(Dataset entries)
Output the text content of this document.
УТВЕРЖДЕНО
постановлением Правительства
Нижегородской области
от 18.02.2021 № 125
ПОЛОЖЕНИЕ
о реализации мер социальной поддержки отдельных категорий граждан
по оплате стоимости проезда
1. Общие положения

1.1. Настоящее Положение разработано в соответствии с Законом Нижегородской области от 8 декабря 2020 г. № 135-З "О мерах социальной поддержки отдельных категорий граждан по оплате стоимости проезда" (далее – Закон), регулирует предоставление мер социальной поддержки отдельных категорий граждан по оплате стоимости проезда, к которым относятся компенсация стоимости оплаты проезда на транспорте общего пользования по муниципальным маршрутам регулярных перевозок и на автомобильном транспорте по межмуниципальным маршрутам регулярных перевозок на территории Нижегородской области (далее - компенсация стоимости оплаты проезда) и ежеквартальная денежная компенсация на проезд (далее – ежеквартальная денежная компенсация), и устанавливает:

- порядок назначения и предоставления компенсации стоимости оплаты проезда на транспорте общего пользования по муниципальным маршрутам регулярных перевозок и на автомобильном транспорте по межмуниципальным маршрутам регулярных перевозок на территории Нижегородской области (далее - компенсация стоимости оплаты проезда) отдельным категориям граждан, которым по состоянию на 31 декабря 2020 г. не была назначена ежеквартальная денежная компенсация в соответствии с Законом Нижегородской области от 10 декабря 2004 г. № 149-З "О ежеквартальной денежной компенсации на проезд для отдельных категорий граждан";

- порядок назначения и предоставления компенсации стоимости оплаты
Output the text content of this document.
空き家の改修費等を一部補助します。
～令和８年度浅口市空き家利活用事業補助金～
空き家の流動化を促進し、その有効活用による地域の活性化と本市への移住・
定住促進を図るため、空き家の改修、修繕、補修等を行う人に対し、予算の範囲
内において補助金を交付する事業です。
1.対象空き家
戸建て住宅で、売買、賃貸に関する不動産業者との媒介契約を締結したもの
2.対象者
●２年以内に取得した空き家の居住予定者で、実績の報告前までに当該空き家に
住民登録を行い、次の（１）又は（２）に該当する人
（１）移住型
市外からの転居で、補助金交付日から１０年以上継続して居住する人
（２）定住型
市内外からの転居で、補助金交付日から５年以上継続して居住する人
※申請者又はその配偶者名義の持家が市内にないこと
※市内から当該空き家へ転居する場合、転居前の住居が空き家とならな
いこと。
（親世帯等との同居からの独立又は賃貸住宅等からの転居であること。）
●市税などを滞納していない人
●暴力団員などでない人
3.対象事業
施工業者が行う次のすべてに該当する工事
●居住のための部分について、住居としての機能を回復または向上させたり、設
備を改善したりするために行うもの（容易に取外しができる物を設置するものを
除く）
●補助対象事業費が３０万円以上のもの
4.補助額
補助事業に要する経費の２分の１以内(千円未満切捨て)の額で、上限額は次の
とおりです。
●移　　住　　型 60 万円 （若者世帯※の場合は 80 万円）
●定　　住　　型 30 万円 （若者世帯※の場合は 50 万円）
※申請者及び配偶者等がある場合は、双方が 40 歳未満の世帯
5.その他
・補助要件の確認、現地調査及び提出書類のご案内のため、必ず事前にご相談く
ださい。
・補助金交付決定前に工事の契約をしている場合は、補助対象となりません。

> [Aim of the task]:
Write each line above out exactly.

> [Response to the exercise]:
Output the text content of this document.
УТВЕРЖДЕНО
постановлением Правительства
Нижегородской области
от 18.02.2021 № 125
ПОЛОЖЕНИЕ
о реализации мер социальной поддержки отдельных категорий граждан
по оплате стоимости проезда
1. Общие положения

1.1. Настоящее Положение разработано в соответствии с Законом Нижегородской области от 8 декабря 2020 г. № 135-З "О мерах социальной поддержки отдельных категорий граждан по оплате стоимости проезда" (далее – Закон), регулирует предоставление мер социальной поддержки отдельных категорий граждан по оплате стоимости проезда, к которым относятся компенсация стоимости оплаты проезда на транспорте общего пользования по муниципальным маршрутам регулярных перевозок и на автомобильном транспорте по межмуниципальным маршрутам регулярных перевозок на территории Нижегородской области (далее - компенсация стоимости оплаты проезда) и ежеквартальная денежная компенсация на проезд (далее – ежеквартальная денежная компенсация), и устанавливает:

- порядок назначения и предоставления компенсации стоимости оплаты проезда на транспорте общего пользования по муниципальным маршрутам регулярных перевозок и на автомобильном транспорте по межмуниципальным маршрутам регулярных перевозок на территории Нижегородской области (далее - компенсация стоимости оплаты проезда) отдельным категориям граждан, которым по состоянию на 31 декабря 2020 г. не была назначена ежеквартальная денежная компенсация в соответствии с Законом Нижегородской области от 10 декабря 2004 г. № 149-З "О ежеквартальной денежной компенсации на проезд для отдельных категорий граждан";

- порядок назначения и предоставления компенсации стоимости оплаты
Output the text content of this document.
空き家の改修費等を一部補助します。
～令和８年度浅口市空き家利活用事業補助金～
空き家の流動化を促進し、その有効活用による地域の活性化と本市への移住・
定住促進を図るため、空き家の改修、修繕、補修等を行う人に対し、予算の範囲
内において補助金を交付する事業です。
1.対象空き家
戸建て住宅で、売買、賃貸に関する不動産業者との媒介契約を締結したもの
2.対象者
●２年以内に取得した空き家の居住予定者で、実績の報告前までに当該空き家に
住民登録を行い、次の（１）又は（２）に該当する人
（１）移住型
市外からの転居で、補助金交付日から１０年以上継続して居住する人
（２）定住型
市内外からの転居で、補助金交付日から５年以上継続して居住する人
※申請者又はその配偶者名義の持家が市内にないこと
※市内から当該空き家へ転居する場合、転居前の住居が空き家とならな
いこと。
（親世帯等との同居からの独立又は賃貸住宅等からの転居であること。）
●市税などを滞納していない人
●暴力団員などでない人
3.対象事業
施工業者が行う次のすべてに該当する工事
●居住のための部分について、住居としての機能を回復または向上させたり、設
備を改善したりするために行うもの（容易に取外しができる物を設置するものを
除く）
●補助対象事業費が３０万円以上のもの
4.補助額
補助事業に要する経費の２分の１以内(千円未満切捨て)の額で、上限額は次の
とおりです。
●移　　住　　型 60 万円 （若者世帯※の場合は 80 万円）
●定　　住　　型 30 万円 （若者世帯※の場合は 50 万円）
※申請者及び配偶者等がある場合は、双方が 40 歳未満の世帯
5.その他
・補助要件の確認、現地調査及び提出書類のご案内のため、必ず事前にご相談く
ださい。
・補助金交付決定前に工事の契約をしている場合は、補助対象となりません。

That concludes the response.